Read the records and write them out again exactly.

Stored items from a collection
◇ ◇ ◇ ◇

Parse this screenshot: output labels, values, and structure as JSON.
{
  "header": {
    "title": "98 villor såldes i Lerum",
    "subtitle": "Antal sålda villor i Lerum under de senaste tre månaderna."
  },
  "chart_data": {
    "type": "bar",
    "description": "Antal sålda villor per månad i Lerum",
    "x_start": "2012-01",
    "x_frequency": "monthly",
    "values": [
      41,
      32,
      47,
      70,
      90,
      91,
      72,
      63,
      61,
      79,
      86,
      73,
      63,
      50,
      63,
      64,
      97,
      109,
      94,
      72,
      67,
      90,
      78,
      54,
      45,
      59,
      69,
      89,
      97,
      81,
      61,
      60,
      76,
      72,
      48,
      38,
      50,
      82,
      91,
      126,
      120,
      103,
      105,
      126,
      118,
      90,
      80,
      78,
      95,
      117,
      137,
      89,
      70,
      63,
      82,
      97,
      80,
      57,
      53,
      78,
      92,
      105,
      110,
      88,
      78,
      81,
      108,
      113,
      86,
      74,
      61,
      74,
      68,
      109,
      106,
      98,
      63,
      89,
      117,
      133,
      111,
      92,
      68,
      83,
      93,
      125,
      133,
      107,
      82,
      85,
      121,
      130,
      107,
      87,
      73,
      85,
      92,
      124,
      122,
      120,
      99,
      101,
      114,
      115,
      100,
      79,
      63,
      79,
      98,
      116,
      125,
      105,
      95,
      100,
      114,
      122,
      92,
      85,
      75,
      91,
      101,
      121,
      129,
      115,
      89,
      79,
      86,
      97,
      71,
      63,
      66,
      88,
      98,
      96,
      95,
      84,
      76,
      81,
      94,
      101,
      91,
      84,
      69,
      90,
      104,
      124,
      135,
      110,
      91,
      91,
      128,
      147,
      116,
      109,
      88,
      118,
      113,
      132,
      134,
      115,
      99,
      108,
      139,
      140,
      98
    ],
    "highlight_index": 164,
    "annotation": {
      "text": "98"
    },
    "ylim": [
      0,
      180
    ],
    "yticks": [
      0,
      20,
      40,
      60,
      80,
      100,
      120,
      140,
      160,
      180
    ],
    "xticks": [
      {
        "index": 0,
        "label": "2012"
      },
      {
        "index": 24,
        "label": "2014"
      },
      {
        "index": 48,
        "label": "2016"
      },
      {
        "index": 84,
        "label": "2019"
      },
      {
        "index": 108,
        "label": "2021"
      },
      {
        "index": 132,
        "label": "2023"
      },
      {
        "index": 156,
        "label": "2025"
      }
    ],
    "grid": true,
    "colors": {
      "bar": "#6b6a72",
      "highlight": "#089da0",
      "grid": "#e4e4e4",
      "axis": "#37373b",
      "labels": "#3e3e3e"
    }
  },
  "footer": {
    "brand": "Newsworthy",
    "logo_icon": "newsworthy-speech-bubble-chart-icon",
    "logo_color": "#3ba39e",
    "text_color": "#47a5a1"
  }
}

◇ ◇ ◇ ◇

▶ **Answer for this exercise**:
Parse this screenshot: output labels, values, and structure as JSON.
{
  "header": {
    "title": "98 villor såldes i Lerum",
    "subtitle": "Antal sålda villor i Lerum under de senaste tre månaderna."
  },
  "chart_data": {
    "type": "bar",
    "description": "Antal sålda villor per månad i Lerum",
    "x_start": "2012-01",
    "x_frequency": "monthly",
    "values": [
      41,
      32,
      47,
      70,
      90,
      91,
      72,
      63,
      61,
      79,
      86,
      73,
      63,
      50,
      63,
      64,
      97,
      109,
      94,
      72,
      67,
      90,
      78,
      54,
      45,
      59,
      69,
      89,
      97,
      81,
      61,
      60,
      76,
      72,
      48,
      38,
      50,
      82,
      91,
      126,
      120,
      103,
      105,
      126,
      118,
      90,
      80,
      78,
      95,
      117,
      137,
      89,
      70,
      63,
      82,
      97,
      80,
      57,
      53,
      78,
      92,
      105,
      110,
      88,
      78,
      81,
      108,
      113,
      86,
      74,
      61,
      74,
      68,
      109,
      106,
      98,
      63,
      89,
      117,
      133,
      111,
      92,
      68,
      83,
      93,
      125,
      133,
      107,
      82,
      85,
      121,
      130,
      107,
      87,
      73,
      85,
      92,
      124,
      122,
      120,
      99,
      101,
      114,
      115,
      100,
      79,
      63,
      79,
      98,
      116,
      125,
      105,
      95,
      100,
      114,
      122,
      92,
      85,
      75,
      91,
      101,
      121,
      129,
      115,
      89,
      79,
      86,
      97,
      71,
      63,
      66,
      88,
      98,
      96,
      95,
      84,
      76,
      81,
      94,
      101,
      91,
      84,
      69,
      90,
      104,
      124,
      135,
      110,
      91,
      91,
      128,
      147,
      116,
      109,
      88,
      118,
      113,
      132,
      134,
      115,
      99,
      108,
      139,
      140,
      98
    ],
    "highlight_index": 164,
    "annotation": {
      "text": "98"
    },
    "ylim": [
      0,
      180
    ],
    "yticks": [
      0,
      20,
      40,
      60,
      80,
      100,
      120,
      140,
      160,
      180
    ],
    "xticks": [
      {
        "index": 0,
        "label": "2012"
      },
      {
        "index": 24,
        "label": "2014"
      },
      {
        "index": 48,
        "label": "2016"
      },
      {
        "index": 84,
        "label": "2019"
      },
      {
        "index": 108,
        "label": "2021"
      },
      {
        "index": 132,
        "label": "2023"
      },
      {
        "index": 156,
        "label": "2025"
      }
    ],
    "grid": true,
    "colors": {
      "bar": "#6b6a72",
      "highlight": "#089da0",
      "grid": "#e4e4e4",
      "axis": "#37373b",
      "labels": "#3e3e3e"
    }
  },
  "footer": {
    "brand": "Newsworthy",
    "logo_icon": "newsworthy-speech-bubble-chart-icon",
    "logo_color": "#3ba39e",
    "text_color": "#47a5a1"
  }
}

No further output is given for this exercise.